▸ Set exercise
Quote the full listing word for word.

▸ Input
* * * *
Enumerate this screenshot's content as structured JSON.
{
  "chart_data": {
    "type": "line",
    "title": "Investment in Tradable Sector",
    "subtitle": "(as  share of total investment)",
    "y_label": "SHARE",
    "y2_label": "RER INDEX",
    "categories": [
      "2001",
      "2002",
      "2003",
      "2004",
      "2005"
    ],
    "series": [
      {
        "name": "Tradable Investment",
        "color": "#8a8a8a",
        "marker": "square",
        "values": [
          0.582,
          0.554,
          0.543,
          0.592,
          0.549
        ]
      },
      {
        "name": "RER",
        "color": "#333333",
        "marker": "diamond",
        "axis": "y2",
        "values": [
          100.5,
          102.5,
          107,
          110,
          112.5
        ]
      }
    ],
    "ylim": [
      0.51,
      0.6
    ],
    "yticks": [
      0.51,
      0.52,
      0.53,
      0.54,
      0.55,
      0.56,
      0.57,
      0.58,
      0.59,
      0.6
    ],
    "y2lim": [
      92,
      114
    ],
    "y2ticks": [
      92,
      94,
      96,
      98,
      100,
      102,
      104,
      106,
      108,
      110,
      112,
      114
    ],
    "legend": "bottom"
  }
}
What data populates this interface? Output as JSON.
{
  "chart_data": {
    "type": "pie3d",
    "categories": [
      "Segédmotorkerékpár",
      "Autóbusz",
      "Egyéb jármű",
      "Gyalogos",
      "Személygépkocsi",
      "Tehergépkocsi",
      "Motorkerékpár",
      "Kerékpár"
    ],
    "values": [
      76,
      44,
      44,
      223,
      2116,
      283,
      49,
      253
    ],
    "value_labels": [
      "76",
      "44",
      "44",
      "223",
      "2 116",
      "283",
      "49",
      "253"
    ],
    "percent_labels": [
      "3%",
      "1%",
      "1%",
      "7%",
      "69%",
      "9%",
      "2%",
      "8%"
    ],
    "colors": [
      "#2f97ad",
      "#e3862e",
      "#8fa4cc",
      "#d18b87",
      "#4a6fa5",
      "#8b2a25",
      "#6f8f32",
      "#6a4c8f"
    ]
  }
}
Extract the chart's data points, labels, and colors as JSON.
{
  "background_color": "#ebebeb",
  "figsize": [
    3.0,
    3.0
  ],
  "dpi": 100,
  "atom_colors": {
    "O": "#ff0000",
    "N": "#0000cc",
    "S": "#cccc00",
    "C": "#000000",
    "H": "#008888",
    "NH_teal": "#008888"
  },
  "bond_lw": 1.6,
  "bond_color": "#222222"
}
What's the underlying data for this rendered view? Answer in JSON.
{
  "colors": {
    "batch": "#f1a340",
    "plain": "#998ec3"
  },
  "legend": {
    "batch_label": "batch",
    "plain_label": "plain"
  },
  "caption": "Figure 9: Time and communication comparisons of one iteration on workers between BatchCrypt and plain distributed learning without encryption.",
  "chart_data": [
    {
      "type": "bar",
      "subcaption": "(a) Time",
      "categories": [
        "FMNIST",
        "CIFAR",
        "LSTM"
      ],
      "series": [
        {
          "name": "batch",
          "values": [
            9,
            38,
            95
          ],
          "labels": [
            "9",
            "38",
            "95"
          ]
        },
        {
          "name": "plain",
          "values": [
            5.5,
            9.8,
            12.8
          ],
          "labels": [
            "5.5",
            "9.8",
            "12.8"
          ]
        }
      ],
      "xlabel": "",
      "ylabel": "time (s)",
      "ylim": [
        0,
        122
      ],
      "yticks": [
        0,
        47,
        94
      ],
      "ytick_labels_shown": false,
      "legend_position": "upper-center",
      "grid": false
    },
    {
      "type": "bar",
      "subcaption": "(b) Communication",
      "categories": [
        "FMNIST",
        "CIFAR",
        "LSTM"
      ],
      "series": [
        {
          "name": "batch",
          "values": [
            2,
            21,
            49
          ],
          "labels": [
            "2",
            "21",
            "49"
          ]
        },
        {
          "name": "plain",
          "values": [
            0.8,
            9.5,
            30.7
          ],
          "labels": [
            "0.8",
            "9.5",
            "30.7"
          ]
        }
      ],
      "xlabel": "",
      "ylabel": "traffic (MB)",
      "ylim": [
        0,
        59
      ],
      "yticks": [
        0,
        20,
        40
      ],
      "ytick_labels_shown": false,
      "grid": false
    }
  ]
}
* * * *
▸ Problem solution
Enumerate this screenshot's content as structured JSON.
{
  "chart_data": {
    "type": "line",
    "title": "Investment in Tradable Sector",
    "subtitle": "(as  share of total investment)",
    "y_label": "SHARE",
    "y2_label": "RER INDEX",
    "categories": [
      "2001",
      "2002",
      "2003",
      "2004",
      "2005"
    ],
    "series": [
      {
        "name": "Tradable Investment",
        "color": "#8a8a8a",
        "marker": "square",
        "values": [
          0.582,
          0.554,
          0.543,
          0.592,
          0.549
        ]
      },
      {
        "name": "RER",
        "color": "#333333",
        "marker": "diamond",
        "axis": "y2",
        "values": [
          100.5,
          102.5,
          107,
          110,
          112.5
        ]
      }
    ],
    "ylim": [
      0.51,
      0.6
    ],
    "yticks": [
      0.51,
      0.52,
      0.53,
      0.54,
      0.55,
      0.56,
      0.57,
      0.58,
      0.59,
      0.6
    ],
    "y2lim": [
      92,
      114
    ],
    "y2ticks": [
      92,
      94,
      96,
      98,
      100,
      102,
      104,
      106,
      108,
      110,
      112,
      114
    ],
    "legend": "bottom"
  }
}
What data populates this interface? Output as JSON.
{
  "chart_data": {
    "type": "pie3d",
    "categories": [
      "Segédmotorkerékpár",
      "Autóbusz",
      "Egyéb jármű",
      "Gyalogos",
      "Személygépkocsi",
      "Tehergépkocsi",
      "Motorkerékpár",
      "Kerékpár"
    ],
    "values": [
      76,
      44,
      44,
      223,
      2116,
      283,
      49,
      253
    ],
    "value_labels": [
      "76",
      "44",
      "44",
      "223",
      "2 116",
      "283",
      "49",
      "253"
    ],
    "percent_labels": [
      "3%",
      "1%",
      "1%",
      "7%",
      "69%",
      "9%",
      "2%",
      "8%"
    ],
    "colors": [
      "#2f97ad",
      "#e3862e",
      "#8fa4cc",
      "#d18b87",
      "#4a6fa5",
      "#8b2a25",
      "#6f8f32",
      "#6a4c8f"
    ]
  }
}
Extract the chart's data points, labels, and colors as JSON.
{
  "background_color": "#ebebeb",
  "figsize": [
    3.0,
    3.0
  ],
  "dpi": 100,
  "atom_colors": {
    "O": "#ff0000",
    "N": "#0000cc",
    "S": "#cccc00",
    "C": "#000000",
    "H": "#008888",
    "NH_teal": "#008888"
  },
  "bond_lw": 1.6,
  "bond_color": "#222222"
}
What's the underlying data for this rendered view? Answer in JSON.
{
  "colors": {
    "batch": "#f1a340",
    "plain": "#998ec3"
  },
  "legend": {
    "batch_label": "batch",
    "plain_label": "plain"
  },
  "caption": "Figure 9: Time and communication comparisons of one iteration on workers between BatchCrypt and plain distributed learning without encryption.",
  "chart_data": [
    {
      "type": "bar",
      "subcaption": "(a) Time",
      "categories": [
        "FMNIST",
        "CIFAR",
        "LSTM"
      ],
      "series": [
        {
          "name": "batch",
          "values": [
            9,
            38,
            95
          ],
          "labels": [
            "9",
            "38",
            "95"
          ]
        },
        {
          "name": "plain",
          "values": [
            5.5,
            9.8,
            12.8
          ],
          "labels": [
            "5.5",
            "9.8",
            "12.8"
          ]
        }
      ],
      "xlabel": "",
      "ylabel": "time (s)",
      "ylim": [
        0,
        122
      ],
      "yticks": [
        0,
        47,
        94
      ],
      "ytick_labels_shown": false,
      "legend_position": "upper-center",
      "grid": false
    },
    {
      "type": "bar",
      "subcaption": "(b) Communication",
      "categories": [
        "FMNIST",
        "CIFAR",
        "LSTM"
      ],
      "series": [
        {
          "name": "batch",
          "values": [
            2,
            21,
            49
          ],
          "labels": [
            "2",
            "21",
            "49"
          ]
        },
        {
          "name": "plain",
          "values": [
            0.8,
            9.5,
            30.7
          ],
          "labels": [
            "0.8",
            "9.5",
            "30.7"
          ]
        }
      ],
      "xlabel": "",
      "ylabel": "traffic (MB)",
      "ylim": [
        0,
        59
      ],
      "yticks": [
        0,
        20,
        40
      ],
      "ytick_labels_shown": false,
      "grid": false
    }
  ]
}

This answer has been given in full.